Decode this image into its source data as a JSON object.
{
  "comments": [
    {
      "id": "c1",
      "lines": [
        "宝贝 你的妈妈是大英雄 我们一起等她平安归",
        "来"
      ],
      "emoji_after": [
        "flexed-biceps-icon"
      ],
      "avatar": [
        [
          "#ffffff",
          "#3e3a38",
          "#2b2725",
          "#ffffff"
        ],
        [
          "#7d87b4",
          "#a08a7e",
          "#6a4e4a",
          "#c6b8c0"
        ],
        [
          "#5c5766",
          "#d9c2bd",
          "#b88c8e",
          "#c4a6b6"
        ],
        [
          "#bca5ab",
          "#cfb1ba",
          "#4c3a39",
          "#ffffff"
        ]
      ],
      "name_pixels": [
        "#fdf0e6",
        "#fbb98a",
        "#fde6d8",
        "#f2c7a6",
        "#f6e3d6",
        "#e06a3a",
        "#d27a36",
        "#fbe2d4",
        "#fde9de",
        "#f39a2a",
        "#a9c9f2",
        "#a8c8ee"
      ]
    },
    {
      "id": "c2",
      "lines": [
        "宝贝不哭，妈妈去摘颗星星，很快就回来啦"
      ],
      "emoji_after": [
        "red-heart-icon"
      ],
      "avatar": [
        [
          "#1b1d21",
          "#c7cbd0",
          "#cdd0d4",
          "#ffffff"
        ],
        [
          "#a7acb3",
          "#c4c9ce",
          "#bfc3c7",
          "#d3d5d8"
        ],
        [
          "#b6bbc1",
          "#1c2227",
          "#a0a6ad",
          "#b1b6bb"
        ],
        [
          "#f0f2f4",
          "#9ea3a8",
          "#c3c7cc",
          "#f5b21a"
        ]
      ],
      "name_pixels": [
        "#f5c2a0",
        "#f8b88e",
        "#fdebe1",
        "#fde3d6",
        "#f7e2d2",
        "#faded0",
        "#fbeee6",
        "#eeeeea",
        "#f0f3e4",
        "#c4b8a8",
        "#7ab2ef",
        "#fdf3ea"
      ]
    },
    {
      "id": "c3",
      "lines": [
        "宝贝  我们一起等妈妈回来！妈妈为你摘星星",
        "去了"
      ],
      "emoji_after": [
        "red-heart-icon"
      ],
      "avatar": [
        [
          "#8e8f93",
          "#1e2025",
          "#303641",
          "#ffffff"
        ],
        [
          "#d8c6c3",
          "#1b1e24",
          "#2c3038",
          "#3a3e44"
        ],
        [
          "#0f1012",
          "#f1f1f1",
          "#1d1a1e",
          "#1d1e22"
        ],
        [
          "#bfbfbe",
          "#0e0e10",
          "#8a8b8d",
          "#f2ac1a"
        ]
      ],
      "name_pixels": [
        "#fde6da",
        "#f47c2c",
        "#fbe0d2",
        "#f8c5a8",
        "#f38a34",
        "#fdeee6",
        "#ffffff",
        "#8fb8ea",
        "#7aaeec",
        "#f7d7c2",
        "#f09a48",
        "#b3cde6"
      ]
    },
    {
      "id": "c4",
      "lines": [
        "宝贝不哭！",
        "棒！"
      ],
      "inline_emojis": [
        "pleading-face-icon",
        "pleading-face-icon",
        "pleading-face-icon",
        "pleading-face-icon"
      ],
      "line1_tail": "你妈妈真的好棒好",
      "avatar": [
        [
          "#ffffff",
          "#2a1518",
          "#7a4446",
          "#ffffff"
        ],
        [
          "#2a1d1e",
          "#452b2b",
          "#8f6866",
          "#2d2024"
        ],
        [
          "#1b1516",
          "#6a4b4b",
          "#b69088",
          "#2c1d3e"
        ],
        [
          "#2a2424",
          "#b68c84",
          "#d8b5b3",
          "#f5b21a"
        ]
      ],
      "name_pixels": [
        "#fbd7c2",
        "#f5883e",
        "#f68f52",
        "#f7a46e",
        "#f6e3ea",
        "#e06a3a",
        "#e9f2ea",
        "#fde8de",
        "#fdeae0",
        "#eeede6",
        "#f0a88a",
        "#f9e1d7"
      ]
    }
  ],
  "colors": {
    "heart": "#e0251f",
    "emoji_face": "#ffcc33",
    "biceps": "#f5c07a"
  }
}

- PROBLEM REQUIREMENTS
Output every entry shown above, exactly.

- SOLUTION TO THE EXERCISE
Decode this image into its source data as a JSON object.
{
  "comments": [
    {
      "id": "c1",
      "lines": [
        "宝贝 你的妈妈是大英雄 我们一起等她平安归",
        "来"
      ],
      "emoji_after": [
        "flexed-biceps-icon"
      ],
      "avatar": [
        [
          "#ffffff",
          "#3e3a38",
          "#2b2725",
          "#ffffff"
        ],
        [
          "#7d87b4",
          "#a08a7e",
          "#6a4e4a",
          "#c6b8c0"
        ],
        [
          "#5c5766",
          "#d9c2bd",
          "#b88c8e",
          "#c4a6b6"
        ],
        [
          "#bca5ab",
          "#cfb1ba",
          "#4c3a39",
          "#ffffff"
        ]
      ],
      "name_pixels": [
        "#fdf0e6",
        "#fbb98a",
        "#fde6d8",
        "#f2c7a6",
        "#f6e3d6",
        "#e06a3a",
        "#d27a36",
        "#fbe2d4",
        "#fde9de",
        "#f39a2a",
        "#a9c9f2",
        "#a8c8ee"
      ]
    },
    {
      "id": "c2",
      "lines": [
        "宝贝不哭，妈妈去摘颗星星，很快就回来啦"
      ],
      "emoji_after": [
        "red-heart-icon"
      ],
      "avatar": [
        [
          "#1b1d21",
          "#c7cbd0",
          "#cdd0d4",
          "#ffffff"
        ],
        [
          "#a7acb3",
          "#c4c9ce",
          "#bfc3c7",
          "#d3d5d8"
        ],
        [
          "#b6bbc1",
          "#1c2227",
          "#a0a6ad",
          "#b1b6bb"
        ],
        [
          "#f0f2f4",
          "#9ea3a8",
          "#c3c7cc",
          "#f5b21a"
        ]
      ],
      "name_pixels": [
        "#f5c2a0",
        "#f8b88e",
        "#fdebe1",
        "#fde3d6",
        "#f7e2d2",
        "#faded0",
        "#fbeee6",
        "#eeeeea",
        "#f0f3e4",
        "#c4b8a8",
        "#7ab2ef",
        "#fdf3ea"
      ]
    },
    {
      "id": "c3",
      "lines": [
        "宝贝  我们一起等妈妈回来！妈妈为你摘星星",
        "去了"
      ],
      "emoji_after": [
        "red-heart-icon"
      ],
      "avatar": [
        [
          "#8e8f93",
          "#1e2025",
          "#303641",
          "#ffffff"
        ],
        [
          "#d8c6c3",
          "#1b1e24",
          "#2c3038",
          "#3a3e44"
        ],
        [
          "#0f1012",
          "#f1f1f1",
          "#1d1a1e",
          "#1d1e22"
        ],
        [
          "#bfbfbe",
          "#0e0e10",
          "#8a8b8d",
          "#f2ac1a"
        ]
      ],
      "name_pixels": [
        "#fde6da",
        "#f47c2c",
        "#fbe0d2",
        "#f8c5a8",
        "#f38a34",
        "#fdeee6",
        "#ffffff",
        "#8fb8ea",
        "#7aaeec",
        "#f7d7c2",
        "#f09a48",
        "#b3cde6"
      ]
    },
    {
      "id": "c4",
      "lines": [
        "宝贝不哭！",
        "棒！"
      ],
      "inline_emojis": [
        "pleading-face-icon",
        "pleading-face-icon",
        "pleading-face-icon",
        "pleading-face-icon"
      ],
      "line1_tail": "你妈妈真的好棒好",
      "avatar": [
        [
          "#ffffff",
          "#2a1518",
          "#7a4446",
          "#ffffff"
        ],
        [
          "#2a1d1e",
          "#452b2b",
          "#8f6866",
          "#2d2024"
        ],
        [
          "#1b1516",
          "#6a4b4b",
          "#b69088",
          "#2c1d3e"
        ],
        [
          "#2a2424",
          "#b68c84",
          "#d8b5b3",
          "#f5b21a"
        ]
      ],
      "name_pixels": [
        "#fbd7c2",
        "#f5883e",
        "#f68f52",
        "#f7a46e",
        "#f6e3ea",
        "#e06a3a",
        "#e9f2ea",
        "#fde8de",
        "#fdeae0",
        "#eeede6",
        "#f0a88a",
        "#f9e1d7"
      ]
    }
  ],
  "colors": {
    "heart": "#e0251f",
    "emoji_face": "#ffcc33",
    "biceps": "#f5c07a"
  }
}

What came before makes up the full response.